Description of the task:
Retype the complete listing exactly as it appears.

Supplied entries:
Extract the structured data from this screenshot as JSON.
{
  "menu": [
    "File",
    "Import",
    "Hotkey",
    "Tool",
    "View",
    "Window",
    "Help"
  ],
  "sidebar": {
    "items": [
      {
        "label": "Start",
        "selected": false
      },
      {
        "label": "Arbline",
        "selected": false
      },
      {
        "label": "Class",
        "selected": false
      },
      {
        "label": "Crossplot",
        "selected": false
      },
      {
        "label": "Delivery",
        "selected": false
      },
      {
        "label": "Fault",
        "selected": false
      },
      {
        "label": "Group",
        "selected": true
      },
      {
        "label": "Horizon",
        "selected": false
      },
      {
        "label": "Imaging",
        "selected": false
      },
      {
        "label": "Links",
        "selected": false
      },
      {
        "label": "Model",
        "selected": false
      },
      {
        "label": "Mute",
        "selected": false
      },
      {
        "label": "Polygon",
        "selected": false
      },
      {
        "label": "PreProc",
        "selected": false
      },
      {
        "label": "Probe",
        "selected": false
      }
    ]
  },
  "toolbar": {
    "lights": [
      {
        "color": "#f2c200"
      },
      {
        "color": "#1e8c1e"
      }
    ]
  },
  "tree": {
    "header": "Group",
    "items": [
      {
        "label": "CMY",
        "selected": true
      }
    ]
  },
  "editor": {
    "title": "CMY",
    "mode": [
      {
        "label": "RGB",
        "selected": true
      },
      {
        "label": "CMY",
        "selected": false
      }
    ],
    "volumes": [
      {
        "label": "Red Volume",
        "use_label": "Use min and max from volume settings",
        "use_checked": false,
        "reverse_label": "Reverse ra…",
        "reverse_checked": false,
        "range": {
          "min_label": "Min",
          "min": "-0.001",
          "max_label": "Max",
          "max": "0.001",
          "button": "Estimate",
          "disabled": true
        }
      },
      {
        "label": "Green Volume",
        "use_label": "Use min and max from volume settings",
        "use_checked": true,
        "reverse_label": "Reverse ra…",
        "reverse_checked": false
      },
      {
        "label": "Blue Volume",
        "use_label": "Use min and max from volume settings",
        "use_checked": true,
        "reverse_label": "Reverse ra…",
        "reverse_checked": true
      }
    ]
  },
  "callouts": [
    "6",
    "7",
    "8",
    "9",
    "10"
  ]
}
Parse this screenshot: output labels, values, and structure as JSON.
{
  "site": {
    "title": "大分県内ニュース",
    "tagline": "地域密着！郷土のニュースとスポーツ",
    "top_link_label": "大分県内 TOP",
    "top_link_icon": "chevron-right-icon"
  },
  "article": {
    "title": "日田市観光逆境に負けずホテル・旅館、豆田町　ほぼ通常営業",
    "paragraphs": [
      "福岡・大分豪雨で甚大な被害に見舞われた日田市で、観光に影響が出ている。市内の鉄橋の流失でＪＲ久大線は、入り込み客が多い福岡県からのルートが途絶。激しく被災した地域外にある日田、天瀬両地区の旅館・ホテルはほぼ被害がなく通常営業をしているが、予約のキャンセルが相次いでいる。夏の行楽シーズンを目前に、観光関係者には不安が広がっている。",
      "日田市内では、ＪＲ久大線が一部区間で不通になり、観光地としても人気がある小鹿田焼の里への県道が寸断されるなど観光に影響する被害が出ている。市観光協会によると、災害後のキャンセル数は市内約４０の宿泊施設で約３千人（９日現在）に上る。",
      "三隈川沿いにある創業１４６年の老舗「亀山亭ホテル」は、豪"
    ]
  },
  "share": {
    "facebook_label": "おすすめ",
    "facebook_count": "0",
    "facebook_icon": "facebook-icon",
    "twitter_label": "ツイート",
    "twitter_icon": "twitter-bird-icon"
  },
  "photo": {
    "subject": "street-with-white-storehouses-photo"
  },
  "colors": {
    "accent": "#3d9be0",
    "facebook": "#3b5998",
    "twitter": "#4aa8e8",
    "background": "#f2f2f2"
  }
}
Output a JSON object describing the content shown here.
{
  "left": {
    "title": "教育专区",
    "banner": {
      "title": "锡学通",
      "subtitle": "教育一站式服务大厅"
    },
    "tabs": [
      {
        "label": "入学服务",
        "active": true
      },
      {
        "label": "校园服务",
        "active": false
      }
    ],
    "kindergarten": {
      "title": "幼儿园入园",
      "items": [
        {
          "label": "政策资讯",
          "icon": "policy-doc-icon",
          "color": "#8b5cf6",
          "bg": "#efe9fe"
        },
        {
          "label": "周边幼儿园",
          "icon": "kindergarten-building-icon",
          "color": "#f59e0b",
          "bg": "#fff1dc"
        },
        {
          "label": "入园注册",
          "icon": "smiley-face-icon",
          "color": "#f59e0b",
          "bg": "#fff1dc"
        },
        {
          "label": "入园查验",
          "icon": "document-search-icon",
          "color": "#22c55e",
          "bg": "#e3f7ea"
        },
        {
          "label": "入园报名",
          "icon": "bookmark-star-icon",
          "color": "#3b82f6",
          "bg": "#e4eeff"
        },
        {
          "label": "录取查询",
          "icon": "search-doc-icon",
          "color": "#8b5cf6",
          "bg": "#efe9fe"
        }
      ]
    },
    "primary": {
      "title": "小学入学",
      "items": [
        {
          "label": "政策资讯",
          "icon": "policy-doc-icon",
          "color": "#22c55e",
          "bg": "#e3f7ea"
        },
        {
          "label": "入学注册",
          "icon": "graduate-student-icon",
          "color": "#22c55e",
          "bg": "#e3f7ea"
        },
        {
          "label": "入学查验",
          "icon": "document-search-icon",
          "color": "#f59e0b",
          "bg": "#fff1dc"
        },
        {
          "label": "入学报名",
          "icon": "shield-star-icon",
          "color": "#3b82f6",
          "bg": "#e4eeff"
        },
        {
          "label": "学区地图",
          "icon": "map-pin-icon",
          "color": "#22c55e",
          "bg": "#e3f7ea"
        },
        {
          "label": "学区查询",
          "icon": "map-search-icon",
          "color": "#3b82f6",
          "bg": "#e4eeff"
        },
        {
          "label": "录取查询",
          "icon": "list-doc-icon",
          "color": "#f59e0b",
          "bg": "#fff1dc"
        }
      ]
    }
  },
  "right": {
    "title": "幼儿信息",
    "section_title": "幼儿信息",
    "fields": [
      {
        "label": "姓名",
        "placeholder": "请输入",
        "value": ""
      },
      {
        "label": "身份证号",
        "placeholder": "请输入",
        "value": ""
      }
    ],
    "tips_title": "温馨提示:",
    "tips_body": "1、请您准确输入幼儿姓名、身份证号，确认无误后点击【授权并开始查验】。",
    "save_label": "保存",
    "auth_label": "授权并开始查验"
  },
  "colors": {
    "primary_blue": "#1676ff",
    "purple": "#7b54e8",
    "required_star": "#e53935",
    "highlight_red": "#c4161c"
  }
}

Solution to this task:
Extract the structured data from this screenshot as JSON.
{
  "menu": [
    "File",
    "Import",
    "Hotkey",
    "Tool",
    "View",
    "Window",
    "Help"
  ],
  "sidebar": {
    "items": [
      {
        "label": "Start",
        "selected": false
      },
      {
        "label": "Arbline",
        "selected": false
      },
      {
        "label": "Class",
        "selected": false
      },
      {
        "label": "Crossplot",
        "selected": false
      },
      {
        "label": "Delivery",
        "selected": false
      },
      {
        "label": "Fault",
        "selected": false
      },
      {
        "label": "Group",
        "selected": true
      },
      {
        "label": "Horizon",
        "selected": false
      },
      {
        "label": "Imaging",
        "selected": false
      },
      {
        "label": "Links",
        "selected": false
      },
      {
        "label": "Model",
        "selected": false
      },
      {
        "label": "Mute",
        "selected": false
      },
      {
        "label": "Polygon",
        "selected": false
      },
      {
        "label": "PreProc",
        "selected": false
      },
      {
        "label": "Probe",
        "selected": false
      }
    ]
  },
  "toolbar": {
    "lights": [
      {
        "color": "#f2c200"
      },
      {
        "color": "#1e8c1e"
      }
    ]
  },
  "tree": {
    "header": "Group",
    "items": [
      {
        "label": "CMY",
        "selected": true
      }
    ]
  },
  "editor": {
    "title": "CMY",
    "mode": [
      {
        "label": "RGB",
        "selected": true
      },
      {
        "label": "CMY",
        "selected": false
      }
    ],
    "volumes": [
      {
        "label": "Red Volume",
        "use_label": "Use min and max from volume settings",
        "use_checked": false,
        "reverse_label": "Reverse ra…",
        "reverse_checked": false,
        "range": {
          "min_label": "Min",
          "min": "-0.001",
          "max_label": "Max",
          "max": "0.001",
          "button": "Estimate",
          "disabled": true
        }
      },
      {
        "label": "Green Volume",
        "use_label": "Use min and max from volume settings",
        "use_checked": true,
        "reverse_label": "Reverse ra…",
        "reverse_checked": false
      },
      {
        "label": "Blue Volume",
        "use_label": "Use min and max from volume settings",
        "use_checked": true,
        "reverse_label": "Reverse ra…",
        "reverse_checked": true
      }
    ]
  },
  "callouts": [
    "6",
    "7",
    "8",
    "9",
    "10"
  ]
}
Parse this screenshot: output labels, values, and structure as JSON.
{
  "site": {
    "title": "大分県内ニュース",
    "tagline": "地域密着！郷土のニュースとスポーツ",
    "top_link_label": "大分県内 TOP",
    "top_link_icon": "chevron-right-icon"
  },
  "article": {
    "title": "日田市観光逆境に負けずホテル・旅館、豆田町　ほぼ通常営業",
    "paragraphs": [
      "福岡・大分豪雨で甚大な被害に見舞われた日田市で、観光に影響が出ている。市内の鉄橋の流失でＪＲ久大線は、入り込み客が多い福岡県からのルートが途絶。激しく被災した地域外にある日田、天瀬両地区の旅館・ホテルはほぼ被害がなく通常営業をしているが、予約のキャンセルが相次いでいる。夏の行楽シーズンを目前に、観光関係者には不安が広がっている。",
      "日田市内では、ＪＲ久大線が一部区間で不通になり、観光地としても人気がある小鹿田焼の里への県道が寸断されるなど観光に影響する被害が出ている。市観光協会によると、災害後のキャンセル数は市内約４０の宿泊施設で約３千人（９日現在）に上る。",
      "三隈川沿いにある創業１４６年の老舗「亀山亭ホテル」は、豪"
    ]
  },
  "share": {
    "facebook_label": "おすすめ",
    "facebook_count": "0",
    "facebook_icon": "facebook-icon",
    "twitter_label": "ツイート",
    "twitter_icon": "twitter-bird-icon"
  },
  "photo": {
    "subject": "street-with-white-storehouses-photo"
  },
  "colors": {
    "accent": "#3d9be0",
    "facebook": "#3b5998",
    "twitter": "#4aa8e8",
    "background": "#f2f2f2"
  }
}
Output a JSON object describing the content shown here.
{
  "left": {
    "title": "教育专区",
    "banner": {
      "title": "锡学通",
      "subtitle": "教育一站式服务大厅"
    },
    "tabs": [
      {
        "label": "入学服务",
        "active": true
      },
      {
        "label": "校园服务",
        "active": false
      }
    ],
    "kindergarten": {
      "title": "幼儿园入园",
      "items": [
        {
          "label": "政策资讯",
          "icon": "policy-doc-icon",
          "color": "#8b5cf6",
          "bg": "#efe9fe"
        },
        {
          "label": "周边幼儿园",
          "icon": "kindergarten-building-icon",
          "color": "#f59e0b",
          "bg": "#fff1dc"
        },
        {
          "label": "入园注册",
          "icon": "smiley-face-icon",
          "color": "#f59e0b",
          "bg": "#fff1dc"
        },
        {
          "label": "入园查验",
          "icon": "document-search-icon",
          "color": "#22c55e",
          "bg": "#e3f7ea"
        },
        {
          "label": "入园报名",
          "icon": "bookmark-star-icon",
          "color": "#3b82f6",
          "bg": "#e4eeff"
        },
        {
          "label": "录取查询",
          "icon": "search-doc-icon",
          "color": "#8b5cf6",
          "bg": "#efe9fe"
        }
      ]
    },
    "primary": {
      "title": "小学入学",
      "items": [
        {
          "label": "政策资讯",
          "icon": "policy-doc-icon",
          "color": "#22c55e",
          "bg": "#e3f7ea"
        },
        {
          "label": "入学注册",
          "icon": "graduate-student-icon",
          "color": "#22c55e",
          "bg": "#e3f7ea"
        },
        {
          "label": "入学查验",
          "icon": "document-search-icon",
          "color": "#f59e0b",
          "bg": "#fff1dc"
        },
        {
          "label": "入学报名",
          "icon": "shield-star-icon",
          "color": "#3b82f6",
          "bg": "#e4eeff"
        },
        {
          "label": "学区地图",
          "icon": "map-pin-icon",
          "color": "#22c55e",
          "bg": "#e3f7ea"
        },
        {
          "label": "学区查询",
          "icon": "map-search-icon",
          "color": "#3b82f6",
          "bg": "#e4eeff"
        },
        {
          "label": "录取查询",
          "icon": "list-doc-icon",
          "color": "#f59e0b",
          "bg": "#fff1dc"
        }
      ]
    }
  },
  "right": {
    "title": "幼儿信息",
    "section_title": "幼儿信息",
    "fields": [
      {
        "label": "姓名",
        "placeholder": "请输入",
        "value": ""
      },
      {
        "label": "身份证号",
        "placeholder": "请输入",
        "value": ""
      }
    ],
    "tips_title": "温馨提示:",
    "tips_body": "1、请您准确输入幼儿姓名、身份证号，确认无误后点击【授权并开始查验】。",
    "save_label": "保存",
    "auth_label": "授权并开始查验"
  },
  "colors": {
    "primary_blue": "#1676ff",
    "purple": "#7b54e8",
    "required_star": "#e53935",
    "highlight_red": "#c4161c"
  }
}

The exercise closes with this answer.